GOAL:
Copy the lines that follow, keeping every character the same.

INFORMATION SUPPLIED:
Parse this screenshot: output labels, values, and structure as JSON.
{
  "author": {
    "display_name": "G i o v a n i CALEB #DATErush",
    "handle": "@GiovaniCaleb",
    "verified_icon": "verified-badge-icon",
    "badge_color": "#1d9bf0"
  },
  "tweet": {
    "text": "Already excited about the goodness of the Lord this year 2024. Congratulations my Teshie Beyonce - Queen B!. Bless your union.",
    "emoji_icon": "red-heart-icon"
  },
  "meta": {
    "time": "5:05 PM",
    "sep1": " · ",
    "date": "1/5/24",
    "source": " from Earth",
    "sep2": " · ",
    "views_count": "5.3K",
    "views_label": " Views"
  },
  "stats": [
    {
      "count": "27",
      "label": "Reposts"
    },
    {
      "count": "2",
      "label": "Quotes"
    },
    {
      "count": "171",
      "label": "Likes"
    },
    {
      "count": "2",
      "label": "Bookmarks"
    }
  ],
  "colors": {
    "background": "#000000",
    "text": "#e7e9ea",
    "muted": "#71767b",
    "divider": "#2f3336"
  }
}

FINAL RESULT:
Parse this screenshot: output labels, values, and structure as JSON.
{
  "author": {
    "display_name": "G i o v a n i CALEB #DATErush",
    "handle": "@GiovaniCaleb",
    "verified_icon": "verified-badge-icon",
    "badge_color": "#1d9bf0"
  },
  "tweet": {
    "text": "Already excited about the goodness of the Lord this year 2024. Congratulations my Teshie Beyonce - Queen B!. Bless your union.",
    "emoji_icon": "red-heart-icon"
  },
  "meta": {
    "time": "5:05 PM",
    "sep1": " · ",
    "date": "1/5/24",
    "source": " from Earth",
    "sep2": " · ",
    "views_count": "5.3K",
    "views_label": " Views"
  },
  "stats": [
    {
      "count": "27",
      "label": "Reposts"
    },
    {
      "count": "2",
      "label": "Quotes"
    },
    {
      "count": "171",
      "label": "Likes"
    },
    {
      "count": "2",
      "label": "Bookmarks"
    }
  ],
  "colors": {
    "background": "#000000",
    "text": "#e7e9ea",
    "muted": "#71767b",
    "divider": "#2f3336"
  }
}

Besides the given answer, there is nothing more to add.